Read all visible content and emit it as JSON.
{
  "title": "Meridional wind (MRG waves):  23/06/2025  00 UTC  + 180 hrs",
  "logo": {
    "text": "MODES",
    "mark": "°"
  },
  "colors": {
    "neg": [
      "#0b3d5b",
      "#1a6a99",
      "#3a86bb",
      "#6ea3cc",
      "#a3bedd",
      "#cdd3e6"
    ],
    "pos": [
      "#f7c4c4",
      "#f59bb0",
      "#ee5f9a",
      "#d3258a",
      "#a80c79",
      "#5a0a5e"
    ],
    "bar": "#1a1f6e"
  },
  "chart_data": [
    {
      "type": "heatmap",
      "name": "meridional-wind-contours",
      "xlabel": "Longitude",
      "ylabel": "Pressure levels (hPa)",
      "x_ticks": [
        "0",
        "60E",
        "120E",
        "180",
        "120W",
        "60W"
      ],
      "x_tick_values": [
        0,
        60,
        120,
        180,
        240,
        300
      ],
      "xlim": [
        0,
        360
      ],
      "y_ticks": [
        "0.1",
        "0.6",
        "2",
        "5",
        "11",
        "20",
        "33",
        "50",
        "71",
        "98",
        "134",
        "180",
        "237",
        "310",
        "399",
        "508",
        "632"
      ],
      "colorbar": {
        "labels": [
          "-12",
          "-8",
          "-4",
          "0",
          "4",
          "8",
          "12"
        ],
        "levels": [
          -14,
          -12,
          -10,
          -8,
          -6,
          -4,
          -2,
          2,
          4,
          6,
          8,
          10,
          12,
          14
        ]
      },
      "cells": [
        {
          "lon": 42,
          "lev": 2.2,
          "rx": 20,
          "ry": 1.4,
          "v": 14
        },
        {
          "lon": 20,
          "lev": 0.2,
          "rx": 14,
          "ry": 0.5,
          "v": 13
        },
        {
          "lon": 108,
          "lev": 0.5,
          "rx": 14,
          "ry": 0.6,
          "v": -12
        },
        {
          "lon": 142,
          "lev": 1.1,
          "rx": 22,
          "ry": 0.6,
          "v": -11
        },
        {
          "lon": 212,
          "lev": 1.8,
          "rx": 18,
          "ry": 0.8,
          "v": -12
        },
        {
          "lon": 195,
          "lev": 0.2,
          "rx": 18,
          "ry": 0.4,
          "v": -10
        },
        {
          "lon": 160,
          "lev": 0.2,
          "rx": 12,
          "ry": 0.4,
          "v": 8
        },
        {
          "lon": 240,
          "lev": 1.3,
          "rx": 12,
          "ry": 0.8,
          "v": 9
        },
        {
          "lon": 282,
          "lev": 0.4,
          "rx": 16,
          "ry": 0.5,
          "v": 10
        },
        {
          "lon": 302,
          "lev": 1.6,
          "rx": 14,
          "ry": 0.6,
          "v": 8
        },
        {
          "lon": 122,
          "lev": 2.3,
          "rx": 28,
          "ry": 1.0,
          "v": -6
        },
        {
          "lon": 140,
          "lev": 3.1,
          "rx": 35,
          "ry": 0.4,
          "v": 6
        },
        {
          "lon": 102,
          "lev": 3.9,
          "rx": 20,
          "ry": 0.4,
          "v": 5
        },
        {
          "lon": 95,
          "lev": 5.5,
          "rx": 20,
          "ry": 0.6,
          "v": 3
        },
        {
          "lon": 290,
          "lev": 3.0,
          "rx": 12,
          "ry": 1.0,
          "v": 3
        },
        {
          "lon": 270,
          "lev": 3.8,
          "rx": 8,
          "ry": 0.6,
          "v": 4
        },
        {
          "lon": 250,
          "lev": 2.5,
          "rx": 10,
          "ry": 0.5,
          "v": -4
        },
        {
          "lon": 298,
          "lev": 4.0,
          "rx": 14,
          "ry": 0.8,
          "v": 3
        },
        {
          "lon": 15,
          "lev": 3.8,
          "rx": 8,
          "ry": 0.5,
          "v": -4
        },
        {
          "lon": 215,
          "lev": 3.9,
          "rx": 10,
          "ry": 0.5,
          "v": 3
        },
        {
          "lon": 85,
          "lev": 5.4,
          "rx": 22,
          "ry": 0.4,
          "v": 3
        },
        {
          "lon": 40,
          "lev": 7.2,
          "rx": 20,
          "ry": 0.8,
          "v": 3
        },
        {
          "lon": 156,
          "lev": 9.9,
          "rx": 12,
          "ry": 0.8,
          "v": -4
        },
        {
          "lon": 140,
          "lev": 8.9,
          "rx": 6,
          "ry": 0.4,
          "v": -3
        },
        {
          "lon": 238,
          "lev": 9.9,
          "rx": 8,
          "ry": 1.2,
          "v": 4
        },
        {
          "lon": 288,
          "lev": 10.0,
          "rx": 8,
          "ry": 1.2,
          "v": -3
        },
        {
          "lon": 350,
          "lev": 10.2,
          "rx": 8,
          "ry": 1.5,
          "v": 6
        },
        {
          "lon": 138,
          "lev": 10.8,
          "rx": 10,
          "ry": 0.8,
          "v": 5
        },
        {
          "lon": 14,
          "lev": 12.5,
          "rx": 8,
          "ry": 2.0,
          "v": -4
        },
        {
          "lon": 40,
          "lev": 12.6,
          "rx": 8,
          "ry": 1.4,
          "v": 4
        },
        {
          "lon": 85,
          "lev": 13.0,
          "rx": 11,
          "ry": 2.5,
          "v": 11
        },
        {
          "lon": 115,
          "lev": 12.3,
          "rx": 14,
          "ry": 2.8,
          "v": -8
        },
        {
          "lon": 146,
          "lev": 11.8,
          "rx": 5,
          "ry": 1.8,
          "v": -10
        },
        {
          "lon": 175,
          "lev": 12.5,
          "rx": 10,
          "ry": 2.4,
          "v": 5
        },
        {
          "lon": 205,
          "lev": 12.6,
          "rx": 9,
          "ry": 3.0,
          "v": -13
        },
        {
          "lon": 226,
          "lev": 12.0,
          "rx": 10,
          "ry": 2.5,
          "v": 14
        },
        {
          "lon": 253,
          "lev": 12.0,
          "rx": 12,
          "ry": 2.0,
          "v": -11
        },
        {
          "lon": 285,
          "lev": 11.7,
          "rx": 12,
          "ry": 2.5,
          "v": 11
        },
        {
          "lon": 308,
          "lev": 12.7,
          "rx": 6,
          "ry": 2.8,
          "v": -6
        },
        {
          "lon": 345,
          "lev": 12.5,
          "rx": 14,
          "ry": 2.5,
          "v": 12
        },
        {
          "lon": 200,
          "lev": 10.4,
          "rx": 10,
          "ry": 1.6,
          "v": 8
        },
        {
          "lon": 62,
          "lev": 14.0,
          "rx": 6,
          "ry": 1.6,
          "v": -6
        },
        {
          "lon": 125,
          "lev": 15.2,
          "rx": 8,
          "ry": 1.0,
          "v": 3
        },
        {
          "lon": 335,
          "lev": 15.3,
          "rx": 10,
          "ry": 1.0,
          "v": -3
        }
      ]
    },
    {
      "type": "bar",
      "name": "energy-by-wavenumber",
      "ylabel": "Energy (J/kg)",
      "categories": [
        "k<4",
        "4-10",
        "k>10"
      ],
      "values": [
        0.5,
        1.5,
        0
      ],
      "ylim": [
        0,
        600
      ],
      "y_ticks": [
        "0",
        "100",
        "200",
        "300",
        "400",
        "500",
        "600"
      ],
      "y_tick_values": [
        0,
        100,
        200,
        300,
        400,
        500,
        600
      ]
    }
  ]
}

● ● ● ● ● ● ●

Reproduce every line of the material above exactly.

Read all visible content and emit it as JSON.
{
  "title": "Meridional wind (MRG waves):  23/06/2025  00 UTC  + 180 hrs",
  "logo": {
    "text": "MODES",
    "mark": "°"
  },
  "colors": {
    "neg": [
      "#0b3d5b",
      "#1a6a99",
      "#3a86bb",
      "#6ea3cc",
      "#a3bedd",
      "#cdd3e6"
    ],
    "pos": [
      "#f7c4c4",
      "#f59bb0",
      "#ee5f9a",
      "#d3258a",
      "#a80c79",
      "#5a0a5e"
    ],
    "bar": "#1a1f6e"
  },
  "chart_data": [
    {
      "type": "heatmap",
      "name": "meridional-wind-contours",
      "xlabel": "Longitude",
      "ylabel": "Pressure levels (hPa)",
      "x_ticks": [
        "0",
        "60E",
        "120E",
        "180",
        "120W",
        "60W"
      ],
      "x_tick_values": [
        0,
        60,
        120,
        180,
        240,
        300
      ],
      "xlim": [
        0,
        360
      ],
      "y_ticks": [
        "0.1",
        "0.6",
        "2",
        "5",
        "11",
        "20",
        "33",
        "50",
        "71",
        "98",
        "134",
        "180",
        "237",
        "310",
        "399",
        "508",
        "632"
      ],
      "colorbar": {
        "labels": [
          "-12",
          "-8",
          "-4",
          "0",
          "4",
          "8",
          "12"
        ],
        "levels": [
          -14,
          -12,
          -10,
          -8,
          -6,
          -4,
          -2,
          2,
          4,
          6,
          8,
          10,
          12,
          14
        ]
      },
      "cells": [
        {
          "lon": 42,
          "lev": 2.2,
          "rx": 20,
          "ry": 1.4,
          "v": 14
        },
        {
          "lon": 20,
          "lev": 0.2,
          "rx": 14,
          "ry": 0.5,
          "v": 13
        },
        {
          "lon": 108,
          "lev": 0.5,
          "rx": 14,
          "ry": 0.6,
          "v": -12
        },
        {
          "lon": 142,
          "lev": 1.1,
          "rx": 22,
          "ry": 0.6,
          "v": -11
        },
        {
          "lon": 212,
          "lev": 1.8,
          "rx": 18,
          "ry": 0.8,
          "v": -12
        },
        {
          "lon": 195,
          "lev": 0.2,
          "rx": 18,
          "ry": 0.4,
          "v": -10
        },
        {
          "lon": 160,
          "lev": 0.2,
          "rx": 12,
          "ry": 0.4,
          "v": 8
        },
        {
          "lon": 240,
          "lev": 1.3,
          "rx": 12,
          "ry": 0.8,
          "v": 9
        },
        {
          "lon": 282,
          "lev": 0.4,
          "rx": 16,
          "ry": 0.5,
          "v": 10
        },
        {
          "lon": 302,
          "lev": 1.6,
          "rx": 14,
          "ry": 0.6,
          "v": 8
        },
        {
          "lon": 122,
          "lev": 2.3,
          "rx": 28,
          "ry": 1.0,
          "v": -6
        },
        {
          "lon": 140,
          "lev": 3.1,
          "rx": 35,
          "ry": 0.4,
          "v": 6
        },
        {
          "lon": 102,
          "lev": 3.9,
          "rx": 20,
          "ry": 0.4,
          "v": 5
        },
        {
          "lon": 95,
          "lev": 5.5,
          "rx": 20,
          "ry": 0.6,
          "v": 3
        },
        {
          "lon": 290,
          "lev": 3.0,
          "rx": 12,
          "ry": 1.0,
          "v": 3
        },
        {
          "lon": 270,
          "lev": 3.8,
          "rx": 8,
          "ry": 0.6,
          "v": 4
        },
        {
          "lon": 250,
          "lev": 2.5,
          "rx": 10,
          "ry": 0.5,
          "v": -4
        },
        {
          "lon": 298,
          "lev": 4.0,
          "rx": 14,
          "ry": 0.8,
          "v": 3
        },
        {
          "lon": 15,
          "lev": 3.8,
          "rx": 8,
          "ry": 0.5,
          "v": -4
        },
        {
          "lon": 215,
          "lev": 3.9,
          "rx": 10,
          "ry": 0.5,
          "v": 3
        },
        {
          "lon": 85,
          "lev": 5.4,
          "rx": 22,
          "ry": 0.4,
          "v": 3
        },
        {
          "lon": 40,
          "lev": 7.2,
          "rx": 20,
          "ry": 0.8,
          "v": 3
        },
        {
          "lon": 156,
          "lev": 9.9,
          "rx": 12,
          "ry": 0.8,
          "v": -4
        },
        {
          "lon": 140,
          "lev": 8.9,
          "rx": 6,
          "ry": 0.4,
          "v": -3
        },
        {
          "lon": 238,
          "lev": 9.9,
          "rx": 8,
          "ry": 1.2,
          "v": 4
        },
        {
          "lon": 288,
          "lev": 10.0,
          "rx": 8,
          "ry": 1.2,
          "v": -3
        },
        {
          "lon": 350,
          "lev": 10.2,
          "rx": 8,
          "ry": 1.5,
          "v": 6
        },
        {
          "lon": 138,
          "lev": 10.8,
          "rx": 10,
          "ry": 0.8,
          "v": 5
        },
        {
          "lon": 14,
          "lev": 12.5,
          "rx": 8,
          "ry": 2.0,
          "v": -4
        },
        {
          "lon": 40,
          "lev": 12.6,
          "rx": 8,
          "ry": 1.4,
          "v": 4
        },
        {
          "lon": 85,
          "lev": 13.0,
          "rx": 11,
          "ry": 2.5,
          "v": 11
        },
        {
          "lon": 115,
          "lev": 12.3,
          "rx": 14,
          "ry": 2.8,
          "v": -8
        },
        {
          "lon": 146,
          "lev": 11.8,
          "rx": 5,
          "ry": 1.8,
          "v": -10
        },
        {
          "lon": 175,
          "lev": 12.5,
          "rx": 10,
          "ry": 2.4,
          "v": 5
        },
        {
          "lon": 205,
          "lev": 12.6,
          "rx": 9,
          "ry": 3.0,
          "v": -13
        },
        {
          "lon": 226,
          "lev": 12.0,
          "rx": 10,
          "ry": 2.5,
          "v": 14
        },
        {
          "lon": 253,
          "lev": 12.0,
          "rx": 12,
          "ry": 2.0,
          "v": -11
        },
        {
          "lon": 285,
          "lev": 11.7,
          "rx": 12,
          "ry": 2.5,
          "v": 11
        },
        {
          "lon": 308,
          "lev": 12.7,
          "rx": 6,
          "ry": 2.8,
          "v": -6
        },
        {
          "lon": 345,
          "lev": 12.5,
          "rx": 14,
          "ry": 2.5,
          "v": 12
        },
        {
          "lon": 200,
          "lev": 10.4,
          "rx": 10,
          "ry": 1.6,
          "v": 8
        },
        {
          "lon": 62,
          "lev": 14.0,
          "rx": 6,
          "ry": 1.6,
          "v": -6
        },
        {
          "lon": 125,
          "lev": 15.2,
          "rx": 8,
          "ry": 1.0,
          "v": 3
        },
        {
          "lon": 335,
          "lev": 15.3,
          "rx": 10,
          "ry": 1.0,
          "v": -3
        }
      ]
    },
    {
      "type": "bar",
      "name": "energy-by-wavenumber",
      "ylabel": "Energy (J/kg)",
      "categories": [
        "k<4",
        "4-10",
        "k>10"
      ],
      "values": [
        0.5,
        1.5,
        0
      ],
      "ylim": [
        0,
        600
      ],
      "y_ticks": [
        "0",
        "100",
        "200",
        "300",
        "400",
        "500",
        "600"
      ],
      "y_tick_values": [
        0,
        100,
        200,
        300,
        400,
        500,
        600
      ]
    }
  ]
}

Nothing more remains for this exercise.